▶ Task details:
Take the listing and print it in full, exactly as given.

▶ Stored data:
* begin *
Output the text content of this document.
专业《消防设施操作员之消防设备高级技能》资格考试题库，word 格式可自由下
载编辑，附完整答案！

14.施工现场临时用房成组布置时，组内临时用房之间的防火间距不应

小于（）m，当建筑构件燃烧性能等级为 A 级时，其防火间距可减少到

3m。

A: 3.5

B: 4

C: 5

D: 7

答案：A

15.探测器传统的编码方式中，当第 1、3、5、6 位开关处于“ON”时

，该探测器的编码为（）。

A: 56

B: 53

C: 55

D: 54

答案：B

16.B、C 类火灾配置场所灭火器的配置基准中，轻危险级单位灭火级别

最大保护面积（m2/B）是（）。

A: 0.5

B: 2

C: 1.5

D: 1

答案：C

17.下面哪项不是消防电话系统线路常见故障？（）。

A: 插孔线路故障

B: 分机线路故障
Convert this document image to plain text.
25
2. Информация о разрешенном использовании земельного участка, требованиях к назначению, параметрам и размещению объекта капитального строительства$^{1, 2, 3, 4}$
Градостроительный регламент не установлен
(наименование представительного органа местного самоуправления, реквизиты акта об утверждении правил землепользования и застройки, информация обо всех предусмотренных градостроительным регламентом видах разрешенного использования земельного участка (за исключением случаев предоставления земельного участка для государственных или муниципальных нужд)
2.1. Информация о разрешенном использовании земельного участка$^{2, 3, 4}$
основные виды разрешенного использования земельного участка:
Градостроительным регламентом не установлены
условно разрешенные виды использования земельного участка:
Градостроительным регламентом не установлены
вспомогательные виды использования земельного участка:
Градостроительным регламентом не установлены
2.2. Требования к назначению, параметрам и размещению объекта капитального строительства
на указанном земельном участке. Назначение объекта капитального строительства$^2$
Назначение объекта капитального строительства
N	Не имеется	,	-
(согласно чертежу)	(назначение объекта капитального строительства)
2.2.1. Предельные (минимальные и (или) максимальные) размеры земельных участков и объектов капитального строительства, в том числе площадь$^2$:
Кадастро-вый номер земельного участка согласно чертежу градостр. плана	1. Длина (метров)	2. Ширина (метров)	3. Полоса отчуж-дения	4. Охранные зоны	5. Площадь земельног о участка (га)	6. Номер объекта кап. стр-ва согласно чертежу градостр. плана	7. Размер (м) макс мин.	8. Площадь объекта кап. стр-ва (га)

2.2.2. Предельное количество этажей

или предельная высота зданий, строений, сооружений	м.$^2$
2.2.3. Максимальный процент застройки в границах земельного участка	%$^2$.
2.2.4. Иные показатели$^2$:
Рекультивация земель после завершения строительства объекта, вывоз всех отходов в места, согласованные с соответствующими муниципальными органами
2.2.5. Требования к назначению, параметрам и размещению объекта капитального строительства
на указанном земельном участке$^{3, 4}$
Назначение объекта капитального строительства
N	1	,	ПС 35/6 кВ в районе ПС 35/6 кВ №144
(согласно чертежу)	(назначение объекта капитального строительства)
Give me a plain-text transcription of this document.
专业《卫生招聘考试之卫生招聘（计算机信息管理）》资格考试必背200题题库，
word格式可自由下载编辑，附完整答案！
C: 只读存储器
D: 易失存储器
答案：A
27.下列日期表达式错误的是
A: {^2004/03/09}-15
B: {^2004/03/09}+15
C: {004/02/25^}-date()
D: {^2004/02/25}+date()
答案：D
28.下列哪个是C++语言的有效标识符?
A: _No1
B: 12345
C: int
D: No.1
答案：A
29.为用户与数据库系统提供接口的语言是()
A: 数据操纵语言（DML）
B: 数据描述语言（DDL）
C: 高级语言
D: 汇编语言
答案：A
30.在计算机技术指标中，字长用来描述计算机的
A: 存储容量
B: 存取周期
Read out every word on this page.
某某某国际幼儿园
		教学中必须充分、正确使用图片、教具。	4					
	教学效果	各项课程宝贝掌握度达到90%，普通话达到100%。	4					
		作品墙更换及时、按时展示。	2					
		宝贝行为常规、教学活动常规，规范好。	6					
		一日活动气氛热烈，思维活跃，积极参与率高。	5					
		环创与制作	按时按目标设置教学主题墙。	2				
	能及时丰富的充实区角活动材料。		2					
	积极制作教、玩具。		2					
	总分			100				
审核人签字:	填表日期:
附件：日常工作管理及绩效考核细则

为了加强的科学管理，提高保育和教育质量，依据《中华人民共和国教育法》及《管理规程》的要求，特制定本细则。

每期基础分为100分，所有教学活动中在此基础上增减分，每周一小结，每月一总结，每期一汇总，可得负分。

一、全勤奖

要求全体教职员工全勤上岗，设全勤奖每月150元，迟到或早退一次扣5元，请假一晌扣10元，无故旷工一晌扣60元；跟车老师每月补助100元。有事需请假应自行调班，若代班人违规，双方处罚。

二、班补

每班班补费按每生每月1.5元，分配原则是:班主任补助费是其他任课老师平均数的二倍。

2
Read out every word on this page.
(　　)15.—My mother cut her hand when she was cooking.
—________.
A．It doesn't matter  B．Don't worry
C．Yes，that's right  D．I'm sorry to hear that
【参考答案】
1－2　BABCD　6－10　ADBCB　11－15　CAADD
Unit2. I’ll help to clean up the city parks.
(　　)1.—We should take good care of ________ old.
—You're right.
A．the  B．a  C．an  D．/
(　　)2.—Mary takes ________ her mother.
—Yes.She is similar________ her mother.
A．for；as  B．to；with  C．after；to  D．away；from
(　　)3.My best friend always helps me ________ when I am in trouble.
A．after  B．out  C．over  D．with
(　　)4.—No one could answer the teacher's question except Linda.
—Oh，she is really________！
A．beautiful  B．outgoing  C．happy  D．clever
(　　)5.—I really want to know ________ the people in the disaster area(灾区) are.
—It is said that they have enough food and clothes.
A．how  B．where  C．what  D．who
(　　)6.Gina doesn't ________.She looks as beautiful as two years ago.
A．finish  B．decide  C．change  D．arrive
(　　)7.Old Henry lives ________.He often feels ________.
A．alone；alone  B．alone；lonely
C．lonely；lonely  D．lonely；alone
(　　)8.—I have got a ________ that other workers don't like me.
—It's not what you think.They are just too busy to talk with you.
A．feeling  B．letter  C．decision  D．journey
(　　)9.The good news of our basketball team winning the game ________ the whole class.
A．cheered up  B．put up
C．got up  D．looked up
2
* end *
▶ Written response:
Output the text content of this document.
专业《消防设施操作员之消防设备高级技能》资格考试题库，word 格式可自由下
载编辑，附完整答案！

14.施工现场临时用房成组布置时，组内临时用房之间的防火间距不应

小于（）m，当建筑构件燃烧性能等级为 A 级时，其防火间距可减少到

3m。

A: 3.5

B: 4

C: 5

D: 7

答案：A

15.探测器传统的编码方式中，当第 1、3、5、6 位开关处于“ON”时

，该探测器的编码为（）。

A: 56

B: 53

C: 55

D: 54

答案：B

16.B、C 类火灾配置场所灭火器的配置基准中，轻危险级单位灭火级别

最大保护面积（m2/B）是（）。

A: 0.5

B: 2

C: 1.5

D: 1

答案：C

17.下面哪项不是消防电话系统线路常见故障？（）。

A: 插孔线路故障

B: 分机线路故障
Convert this document image to plain text.
25
2. Информация о разрешенном использовании земельного участка, требованиях к назначению, параметрам и размещению объекта капитального строительства$^{1, 2, 3, 4}$
Градостроительный регламент не установлен
(наименование представительного органа местного самоуправления, реквизиты акта об утверждении правил землепользования и застройки, информация обо всех предусмотренных градостроительным регламентом видах разрешенного использования земельного участка (за исключением случаев предоставления земельного участка для государственных или муниципальных нужд)
2.1. Информация о разрешенном использовании земельного участка$^{2, 3, 4}$
основные виды разрешенного использования земельного участка:
Градостроительным регламентом не установлены
условно разрешенные виды использования земельного участка:
Градостроительным регламентом не установлены
вспомогательные виды использования земельного участка:
Градостроительным регламентом не установлены
2.2. Требования к назначению, параметрам и размещению объекта капитального строительства
на указанном земельном участке. Назначение объекта капитального строительства$^2$
Назначение объекта капитального строительства
N	Не имеется	,	-
(согласно чертежу)	(назначение объекта капитального строительства)
2.2.1. Предельные (минимальные и (или) максимальные) размеры земельных участков и объектов капитального строительства, в том числе площадь$^2$:
Кадастро-вый номер земельного участка согласно чертежу градостр. плана	1. Длина (метров)	2. Ширина (метров)	3. Полоса отчуж-дения	4. Охранные зоны	5. Площадь земельног о участка (га)	6. Номер объекта кап. стр-ва согласно чертежу градостр. плана	7. Размер (м) макс мин.	8. Площадь объекта кап. стр-ва (га)

2.2.2. Предельное количество этажей

или предельная высота зданий, строений, сооружений	м.$^2$
2.2.3. Максимальный процент застройки в границах земельного участка	%$^2$.
2.2.4. Иные показатели$^2$:
Рекультивация земель после завершения строительства объекта, вывоз всех отходов в места, согласованные с соответствующими муниципальными органами
2.2.5. Требования к назначению, параметрам и размещению объекта капитального строительства
на указанном земельном участке$^{3, 4}$
Назначение объекта капитального строительства
N	1	,	ПС 35/6 кВ в районе ПС 35/6 кВ №144
(согласно чертежу)	(назначение объекта капитального строительства)
Give me a plain-text transcription of this document.
专业《卫生招聘考试之卫生招聘（计算机信息管理）》资格考试必背200题题库，
word格式可自由下载编辑，附完整答案！
C: 只读存储器
D: 易失存储器
答案：A
27.下列日期表达式错误的是
A: {^2004/03/09}-15
B: {^2004/03/09}+15
C: {004/02/25^}-date()
D: {^2004/02/25}+date()
答案：D
28.下列哪个是C++语言的有效标识符?
A: _No1
B: 12345
C: int
D: No.1
答案：A
29.为用户与数据库系统提供接口的语言是()
A: 数据操纵语言（DML）
B: 数据描述语言（DDL）
C: 高级语言
D: 汇编语言
答案：A
30.在计算机技术指标中，字长用来描述计算机的
A: 存储容量
B: 存取周期
Read out every word on this page.
某某某国际幼儿园
		教学中必须充分、正确使用图片、教具。	4					
	教学效果	各项课程宝贝掌握度达到90%，普通话达到100%。	4					
		作品墙更换及时、按时展示。	2					
		宝贝行为常规、教学活动常规，规范好。	6					
		一日活动气氛热烈，思维活跃，积极参与率高。	5					
		环创与制作	按时按目标设置教学主题墙。	2				
	能及时丰富的充实区角活动材料。		2					
	积极制作教、玩具。		2					
	总分			100				
审核人签字:	填表日期:
附件：日常工作管理及绩效考核细则

为了加强的科学管理，提高保育和教育质量，依据《中华人民共和国教育法》及《管理规程》的要求，特制定本细则。

每期基础分为100分，所有教学活动中在此基础上增减分，每周一小结，每月一总结，每期一汇总，可得负分。

一、全勤奖

要求全体教职员工全勤上岗，设全勤奖每月150元，迟到或早退一次扣5元，请假一晌扣10元，无故旷工一晌扣60元；跟车老师每月补助100元。有事需请假应自行调班，若代班人违规，双方处罚。

二、班补

每班班补费按每生每月1.5元，分配原则是:班主任补助费是其他任课老师平均数的二倍。

2
Read out every word on this page.
(　　)15.—My mother cut her hand when she was cooking.
—________.
A．It doesn't matter  B．Don't worry
C．Yes，that's right  D．I'm sorry to hear that
【参考答案】
1－2　BABCD　6－10　ADBCB　11－15　CAADD
Unit2. I’ll help to clean up the city parks.
(　　)1.—We should take good care of ________ old.
—You're right.
A．the  B．a  C．an  D．/
(　　)2.—Mary takes ________ her mother.
—Yes.She is similar________ her mother.
A．for；as  B．to；with  C．after；to  D．away；from
(　　)3.My best friend always helps me ________ when I am in trouble.
A．after  B．out  C．over  D．with
(　　)4.—No one could answer the teacher's question except Linda.
—Oh，she is really________！
A．beautiful  B．outgoing  C．happy  D．clever
(　　)5.—I really want to know ________ the people in the disaster area(灾区) are.
—It is said that they have enough food and clothes.
A．how  B．where  C．what  D．who
(　　)6.Gina doesn't ________.She looks as beautiful as two years ago.
A．finish  B．decide  C．change  D．arrive
(　　)7.Old Henry lives ________.He often feels ________.
A．alone；alone  B．alone；lonely
C．lonely；lonely  D．lonely；alone
(　　)8.—I have got a ________ that other workers don't like me.
—It's not what you think.They are just too busy to talk with you.
A．feeling  B．letter  C．decision  D．journey
(　　)9.The good news of our basketball team winning the game ________ the whole class.
A．cheered up  B．put up
C．got up  D．looked up
2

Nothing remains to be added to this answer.